(Figure dataset records)
* * * * *
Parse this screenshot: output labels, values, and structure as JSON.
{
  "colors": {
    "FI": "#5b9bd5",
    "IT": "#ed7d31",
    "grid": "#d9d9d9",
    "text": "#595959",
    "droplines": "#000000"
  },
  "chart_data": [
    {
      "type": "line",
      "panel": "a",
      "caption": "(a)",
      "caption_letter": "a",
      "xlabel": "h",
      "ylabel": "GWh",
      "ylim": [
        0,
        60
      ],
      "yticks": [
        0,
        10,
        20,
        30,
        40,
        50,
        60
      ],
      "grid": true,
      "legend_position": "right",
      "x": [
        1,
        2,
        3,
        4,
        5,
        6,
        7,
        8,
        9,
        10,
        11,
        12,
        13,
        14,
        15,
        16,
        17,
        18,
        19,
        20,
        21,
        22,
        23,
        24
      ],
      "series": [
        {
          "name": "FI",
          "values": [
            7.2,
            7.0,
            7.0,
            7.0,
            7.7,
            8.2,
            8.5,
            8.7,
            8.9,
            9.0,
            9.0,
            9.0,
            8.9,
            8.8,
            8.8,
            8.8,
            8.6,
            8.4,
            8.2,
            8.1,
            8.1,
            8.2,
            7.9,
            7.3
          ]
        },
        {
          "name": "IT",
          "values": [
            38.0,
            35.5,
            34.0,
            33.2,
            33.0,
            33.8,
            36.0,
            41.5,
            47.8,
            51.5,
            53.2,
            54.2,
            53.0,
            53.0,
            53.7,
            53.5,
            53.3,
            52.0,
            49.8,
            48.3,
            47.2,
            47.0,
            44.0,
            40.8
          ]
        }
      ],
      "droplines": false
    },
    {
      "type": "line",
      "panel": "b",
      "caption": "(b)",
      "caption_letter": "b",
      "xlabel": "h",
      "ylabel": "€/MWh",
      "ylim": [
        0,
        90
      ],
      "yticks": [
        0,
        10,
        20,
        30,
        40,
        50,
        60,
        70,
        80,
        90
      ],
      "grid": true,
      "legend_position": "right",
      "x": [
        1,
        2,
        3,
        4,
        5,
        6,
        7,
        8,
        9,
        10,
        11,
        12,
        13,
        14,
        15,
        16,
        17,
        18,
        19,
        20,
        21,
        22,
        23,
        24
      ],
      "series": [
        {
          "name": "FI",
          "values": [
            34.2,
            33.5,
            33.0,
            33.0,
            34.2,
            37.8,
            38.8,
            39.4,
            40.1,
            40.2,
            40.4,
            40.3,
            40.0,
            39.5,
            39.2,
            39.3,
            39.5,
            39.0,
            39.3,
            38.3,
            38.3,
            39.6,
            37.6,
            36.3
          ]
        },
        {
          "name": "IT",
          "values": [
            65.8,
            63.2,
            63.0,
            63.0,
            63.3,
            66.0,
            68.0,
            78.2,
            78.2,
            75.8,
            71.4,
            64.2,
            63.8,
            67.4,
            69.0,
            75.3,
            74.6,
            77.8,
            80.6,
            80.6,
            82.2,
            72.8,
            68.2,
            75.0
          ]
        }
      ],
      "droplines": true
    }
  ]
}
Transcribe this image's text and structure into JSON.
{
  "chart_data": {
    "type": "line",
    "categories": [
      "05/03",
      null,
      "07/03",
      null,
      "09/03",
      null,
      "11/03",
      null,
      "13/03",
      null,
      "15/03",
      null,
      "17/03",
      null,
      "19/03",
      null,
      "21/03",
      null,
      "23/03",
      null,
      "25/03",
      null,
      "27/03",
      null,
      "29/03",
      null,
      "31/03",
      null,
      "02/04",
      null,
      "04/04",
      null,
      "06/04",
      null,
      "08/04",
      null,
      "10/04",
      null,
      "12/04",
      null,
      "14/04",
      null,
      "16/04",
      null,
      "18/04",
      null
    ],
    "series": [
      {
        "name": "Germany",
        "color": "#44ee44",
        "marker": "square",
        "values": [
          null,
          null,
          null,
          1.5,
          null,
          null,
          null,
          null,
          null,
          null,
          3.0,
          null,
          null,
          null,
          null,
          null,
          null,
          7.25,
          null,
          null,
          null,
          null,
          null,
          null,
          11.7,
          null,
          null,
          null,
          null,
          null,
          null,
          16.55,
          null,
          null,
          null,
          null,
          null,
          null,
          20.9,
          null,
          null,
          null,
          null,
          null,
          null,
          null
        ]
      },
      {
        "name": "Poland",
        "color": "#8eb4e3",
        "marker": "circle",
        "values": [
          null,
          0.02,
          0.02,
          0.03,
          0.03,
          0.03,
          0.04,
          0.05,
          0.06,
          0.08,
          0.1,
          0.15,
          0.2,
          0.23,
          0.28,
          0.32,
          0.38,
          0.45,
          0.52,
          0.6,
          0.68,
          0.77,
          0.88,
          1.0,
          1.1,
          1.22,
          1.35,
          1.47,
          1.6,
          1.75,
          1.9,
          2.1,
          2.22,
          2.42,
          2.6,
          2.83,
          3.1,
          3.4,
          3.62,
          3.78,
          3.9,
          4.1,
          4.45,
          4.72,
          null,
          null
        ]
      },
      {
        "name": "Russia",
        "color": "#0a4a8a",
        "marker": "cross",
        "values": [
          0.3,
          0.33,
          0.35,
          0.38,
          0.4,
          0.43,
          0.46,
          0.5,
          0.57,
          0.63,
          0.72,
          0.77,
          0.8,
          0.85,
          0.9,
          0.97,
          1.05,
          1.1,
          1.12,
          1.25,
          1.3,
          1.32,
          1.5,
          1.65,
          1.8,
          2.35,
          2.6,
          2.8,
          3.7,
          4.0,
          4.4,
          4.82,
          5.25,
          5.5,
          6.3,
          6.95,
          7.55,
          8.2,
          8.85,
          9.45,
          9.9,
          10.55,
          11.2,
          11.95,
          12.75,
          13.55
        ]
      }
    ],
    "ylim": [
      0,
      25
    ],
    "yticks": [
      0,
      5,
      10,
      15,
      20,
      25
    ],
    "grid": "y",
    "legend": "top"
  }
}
* * * * *
INSTRUCTIONS FOR THE TASK:
Output each record exactly, leaving nothing out.

COMPLETE RESPONSE:
Parse this screenshot: output labels, values, and structure as JSON.
{
  "colors": {
    "FI": "#5b9bd5",
    "IT": "#ed7d31",
    "grid": "#d9d9d9",
    "text": "#595959",
    "droplines": "#000000"
  },
  "chart_data": [
    {
      "type": "line",
      "panel": "a",
      "caption": "(a)",
      "caption_letter": "a",
      "xlabel": "h",
      "ylabel": "GWh",
      "ylim": [
        0,
        60
      ],
      "yticks": [
        0,
        10,
        20,
        30,
        40,
        50,
        60
      ],
      "grid": true,
      "legend_position": "right",
      "x": [
        1,
        2,
        3,
        4,
        5,
        6,
        7,
        8,
        9,
        10,
        11,
        12,
        13,
        14,
        15,
        16,
        17,
        18,
        19,
        20,
        21,
        22,
        23,
        24
      ],
      "series": [
        {
          "name": "FI",
          "values": [
            7.2,
            7.0,
            7.0,
            7.0,
            7.7,
            8.2,
            8.5,
            8.7,
            8.9,
            9.0,
            9.0,
            9.0,
            8.9,
            8.8,
            8.8,
            8.8,
            8.6,
            8.4,
            8.2,
            8.1,
            8.1,
            8.2,
            7.9,
            7.3
          ]
        },
        {
          "name": "IT",
          "values": [
            38.0,
            35.5,
            34.0,
            33.2,
            33.0,
            33.8,
            36.0,
            41.5,
            47.8,
            51.5,
            53.2,
            54.2,
            53.0,
            53.0,
            53.7,
            53.5,
            53.3,
            52.0,
            49.8,
            48.3,
            47.2,
            47.0,
            44.0,
            40.8
          ]
        }
      ],
      "droplines": false
    },
    {
      "type": "line",
      "panel": "b",
      "caption": "(b)",
      "caption_letter": "b",
      "xlabel": "h",
      "ylabel": "€/MWh",
      "ylim": [
        0,
        90
      ],
      "yticks": [
        0,
        10,
        20,
        30,
        40,
        50,
        60,
        70,
        80,
        90
      ],
      "grid": true,
      "legend_position": "right",
      "x": [
        1,
        2,
        3,
        4,
        5,
        6,
        7,
        8,
        9,
        10,
        11,
        12,
        13,
        14,
        15,
        16,
        17,
        18,
        19,
        20,
        21,
        22,
        23,
        24
      ],
      "series": [
        {
          "name": "FI",
          "values": [
            34.2,
            33.5,
            33.0,
            33.0,
            34.2,
            37.8,
            38.8,
            39.4,
            40.1,
            40.2,
            40.4,
            40.3,
            40.0,
            39.5,
            39.2,
            39.3,
            39.5,
            39.0,
            39.3,
            38.3,
            38.3,
            39.6,
            37.6,
            36.3
          ]
        },
        {
          "name": "IT",
          "values": [
            65.8,
            63.2,
            63.0,
            63.0,
            63.3,
            66.0,
            68.0,
            78.2,
            78.2,
            75.8,
            71.4,
            64.2,
            63.8,
            67.4,
            69.0,
            75.3,
            74.6,
            77.8,
            80.6,
            80.6,
            82.2,
            72.8,
            68.2,
            75.0
          ]
        }
      ],
      "droplines": true
    }
  ]
}
Transcribe this image's text and structure into JSON.
{
  "chart_data": {
    "type": "line",
    "categories": [
      "05/03",
      null,
      "07/03",
      null,
      "09/03",
      null,
      "11/03",
      null,
      "13/03",
      null,
      "15/03",
      null,
      "17/03",
      null,
      "19/03",
      null,
      "21/03",
      null,
      "23/03",
      null,
      "25/03",
      null,
      "27/03",
      null,
      "29/03",
      null,
      "31/03",
      null,
      "02/04",
      null,
      "04/04",
      null,
      "06/04",
      null,
      "08/04",
      null,
      "10/04",
      null,
      "12/04",
      null,
      "14/04",
      null,
      "16/04",
      null,
      "18/04",
      null
    ],
    "series": [
      {
        "name": "Germany",
        "color": "#44ee44",
        "marker": "square",
        "values": [
          null,
          null,
          null,
          1.5,
          null,
          null,
          null,
          null,
          null,
          null,
          3.0,
          null,
          null,
          null,
          null,
          null,
          null,
          7.25,
          null,
          null,
          null,
          null,
          null,
          null,
          11.7,
          null,
          null,
          null,
          null,
          null,
          null,
          16.55,
          null,
          null,
          null,
          null,
          null,
          null,
          20.9,
          null,
          null,
          null,
          null,
          null,
          null,
          null
        ]
      },
      {
        "name": "Poland",
        "color": "#8eb4e3",
        "marker": "circle",
        "values": [
          null,
          0.02,
          0.02,
          0.03,
          0.03,
          0.03,
          0.04,
          0.05,
          0.06,
          0.08,
          0.1,
          0.15,
          0.2,
          0.23,
          0.28,
          0.32,
          0.38,
          0.45,
          0.52,
          0.6,
          0.68,
          0.77,
          0.88,
          1.0,
          1.1,
          1.22,
          1.35,
          1.47,
          1.6,
          1.75,
          1.9,
          2.1,
          2.22,
          2.42,
          2.6,
          2.83,
          3.1,
          3.4,
          3.62,
          3.78,
          3.9,
          4.1,
          4.45,
          4.72,
          null,
          null
        ]
      },
      {
        "name": "Russia",
        "color": "#0a4a8a",
        "marker": "cross",
        "values": [
          0.3,
          0.33,
          0.35,
          0.38,
          0.4,
          0.43,
          0.46,
          0.5,
          0.57,
          0.63,
          0.72,
          0.77,
          0.8,
          0.85,
          0.9,
          0.97,
          1.05,
          1.1,
          1.12,
          1.25,
          1.3,
          1.32,
          1.5,
          1.65,
          1.8,
          2.35,
          2.6,
          2.8,
          3.7,
          4.0,
          4.4,
          4.82,
          5.25,
          5.5,
          6.3,
          6.95,
          7.55,
          8.2,
          8.85,
          9.45,
          9.9,
          10.55,
          11.2,
          11.95,
          12.75,
          13.55
        ]
      }
    ],
    "ylim": [
      0,
      25
    ],
    "yticks": [
      0,
      5,
      10,
      15,
      20,
      25
    ],
    "grid": "y",
    "legend": "top"
  }
}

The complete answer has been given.